- _Text excerpt_:
Over the past few months, Maryville College has seen new trees being planted and old trees being cut down. There have been new trees planted in front of Pearsons and Thaw Halls and in the campus woods. The reasoning behind it all is obvious, as Maryville has seen dangerous wind storms over the last two years that have caused some trees to not only fall but break in important places. Some trees also have been cracking at the limbs, causing a hazard for students walking on campus. To the Grounds Committee, the best way to keep the students safe is to do away with the old trees and replace them with new ones. Some of the trees that were in front of the dining hall were planted over 150 years ago and have served their lifespan well.
Although, for the most part, old age and deterioration are the causes for old trees to be replaced, Maryville College has seen some insect infestation in the trees in front of Thaw Hall. The replacement of trees in front of the library was well needed.
For the trees that have been planted in the upper and lower orchards of the Maryville College woods, it is a different story. Dr. Drew Crain, Professor of Biology, has teamed up with other professors and others who are interested in having fresh fruits and vegetables at Pearsons dining hall. Crain grew up on the farms of South Carolina where there were fresh apple, pear and cherry trees planted. The goal for Crain and many others is to promote a healthy lifestyle and to prevent a lot of pesticides in the foods. Dr. David Unger, Associate Professor of Biology, has used the orchards as an outside laboratory where his classes have actively participated in the yielding of these crops.
“Dr. Crain put in a really successful plan, and, in the long run, it will make a difference in the college community,” Unger said. “Many students get the opportunity to be hands on and actually see the food that they are consuming.”
Like the food that Crain grew up eating, the Maryville College student body will have ready access to fresh fruits that will help the college be in control of the things that are put in their body. Many students at Maryville College will be able to use these skills as learning tools for the future. By next school year, Pearsons Hall will have fresh produce from the College’s back yard.

- _Activity_: From the article on tree planting at Maryville College, set down the stretch from "Over the past" through "their lifespan well." word for word. Rely only on the text above to complete the lines.

- _Supplied material_:
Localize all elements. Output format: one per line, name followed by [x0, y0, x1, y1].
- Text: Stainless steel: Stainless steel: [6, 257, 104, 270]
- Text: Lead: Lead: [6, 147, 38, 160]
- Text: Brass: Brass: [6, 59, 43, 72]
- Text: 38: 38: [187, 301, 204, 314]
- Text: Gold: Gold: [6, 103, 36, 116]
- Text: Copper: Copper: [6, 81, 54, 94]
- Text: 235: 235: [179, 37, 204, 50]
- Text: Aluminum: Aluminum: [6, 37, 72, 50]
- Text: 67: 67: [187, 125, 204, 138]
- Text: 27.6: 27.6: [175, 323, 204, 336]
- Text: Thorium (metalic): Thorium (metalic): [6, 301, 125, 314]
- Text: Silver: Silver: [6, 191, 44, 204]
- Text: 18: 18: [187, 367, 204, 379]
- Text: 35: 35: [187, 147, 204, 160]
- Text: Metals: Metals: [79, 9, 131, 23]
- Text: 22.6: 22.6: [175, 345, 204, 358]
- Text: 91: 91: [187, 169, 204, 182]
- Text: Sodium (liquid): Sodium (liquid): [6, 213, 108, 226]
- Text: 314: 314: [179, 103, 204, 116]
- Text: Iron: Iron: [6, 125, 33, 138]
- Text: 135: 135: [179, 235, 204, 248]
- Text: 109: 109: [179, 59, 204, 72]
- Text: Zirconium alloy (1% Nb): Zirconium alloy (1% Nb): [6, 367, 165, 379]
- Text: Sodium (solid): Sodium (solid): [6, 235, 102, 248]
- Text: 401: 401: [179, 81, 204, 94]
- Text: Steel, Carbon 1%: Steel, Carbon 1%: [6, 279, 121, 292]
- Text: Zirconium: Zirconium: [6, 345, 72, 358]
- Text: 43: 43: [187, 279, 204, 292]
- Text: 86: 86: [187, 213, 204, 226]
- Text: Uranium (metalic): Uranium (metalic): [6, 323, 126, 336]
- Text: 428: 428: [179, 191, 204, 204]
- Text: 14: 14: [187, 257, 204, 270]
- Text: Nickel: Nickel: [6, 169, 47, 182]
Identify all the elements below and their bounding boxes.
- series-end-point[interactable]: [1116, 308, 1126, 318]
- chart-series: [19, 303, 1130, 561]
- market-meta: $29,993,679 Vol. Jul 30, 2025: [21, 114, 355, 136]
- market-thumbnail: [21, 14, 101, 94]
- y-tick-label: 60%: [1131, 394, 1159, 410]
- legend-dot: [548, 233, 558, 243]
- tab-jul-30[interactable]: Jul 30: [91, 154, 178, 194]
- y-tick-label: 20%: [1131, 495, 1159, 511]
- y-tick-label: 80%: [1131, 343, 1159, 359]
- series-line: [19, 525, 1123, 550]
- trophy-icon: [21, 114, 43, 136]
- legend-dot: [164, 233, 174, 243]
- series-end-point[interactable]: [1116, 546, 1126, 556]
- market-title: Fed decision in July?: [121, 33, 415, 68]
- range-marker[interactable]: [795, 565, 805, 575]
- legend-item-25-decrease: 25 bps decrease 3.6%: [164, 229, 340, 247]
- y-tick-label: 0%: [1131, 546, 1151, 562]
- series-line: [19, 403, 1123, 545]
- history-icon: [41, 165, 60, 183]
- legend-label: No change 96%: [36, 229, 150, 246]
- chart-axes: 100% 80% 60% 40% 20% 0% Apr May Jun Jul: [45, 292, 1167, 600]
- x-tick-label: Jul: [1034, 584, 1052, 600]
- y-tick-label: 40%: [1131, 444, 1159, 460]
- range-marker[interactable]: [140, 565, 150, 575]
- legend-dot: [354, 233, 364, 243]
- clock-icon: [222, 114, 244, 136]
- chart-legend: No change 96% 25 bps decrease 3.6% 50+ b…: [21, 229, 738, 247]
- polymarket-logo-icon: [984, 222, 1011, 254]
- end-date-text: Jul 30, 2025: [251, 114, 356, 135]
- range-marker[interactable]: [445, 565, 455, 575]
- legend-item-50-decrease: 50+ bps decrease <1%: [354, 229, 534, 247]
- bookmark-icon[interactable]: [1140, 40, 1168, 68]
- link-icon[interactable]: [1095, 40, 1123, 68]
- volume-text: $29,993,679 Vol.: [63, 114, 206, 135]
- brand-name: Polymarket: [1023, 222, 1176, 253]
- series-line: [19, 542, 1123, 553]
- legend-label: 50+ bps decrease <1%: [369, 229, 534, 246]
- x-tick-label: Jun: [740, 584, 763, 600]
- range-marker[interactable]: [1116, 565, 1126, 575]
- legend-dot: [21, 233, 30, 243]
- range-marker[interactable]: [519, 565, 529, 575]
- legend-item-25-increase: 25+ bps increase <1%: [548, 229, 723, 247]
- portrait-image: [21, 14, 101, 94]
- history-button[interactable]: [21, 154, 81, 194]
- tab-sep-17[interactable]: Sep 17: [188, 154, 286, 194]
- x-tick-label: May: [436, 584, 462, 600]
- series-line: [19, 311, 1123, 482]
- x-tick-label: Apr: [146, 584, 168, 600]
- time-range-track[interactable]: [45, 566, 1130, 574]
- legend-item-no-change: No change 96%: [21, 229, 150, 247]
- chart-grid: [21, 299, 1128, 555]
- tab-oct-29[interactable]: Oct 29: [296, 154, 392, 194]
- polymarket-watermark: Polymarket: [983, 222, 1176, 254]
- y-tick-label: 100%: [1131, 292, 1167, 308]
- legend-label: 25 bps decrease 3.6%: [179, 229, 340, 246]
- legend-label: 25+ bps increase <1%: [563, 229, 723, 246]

- _Written answer_:
Over the past few months, Maryville College has seen new trees being planted and old trees being cut down. There have been new trees planted in front of Pearsons and Thaw Halls and in the campus woods. The reasoning behind it all is obvious, as Maryville has seen dangerous wind storms over the last two years that have caused some trees to not only fall but break in important places. Some trees also have been cracking at the limbs, causing a hazard for students walking on campus. To the Grounds Committee, the best way to keep the students safe is to do away with the old trees and replace them with new ones. Some of the trees that were in front of the dining hall were planted over 150 years ago and have served their lifespan well.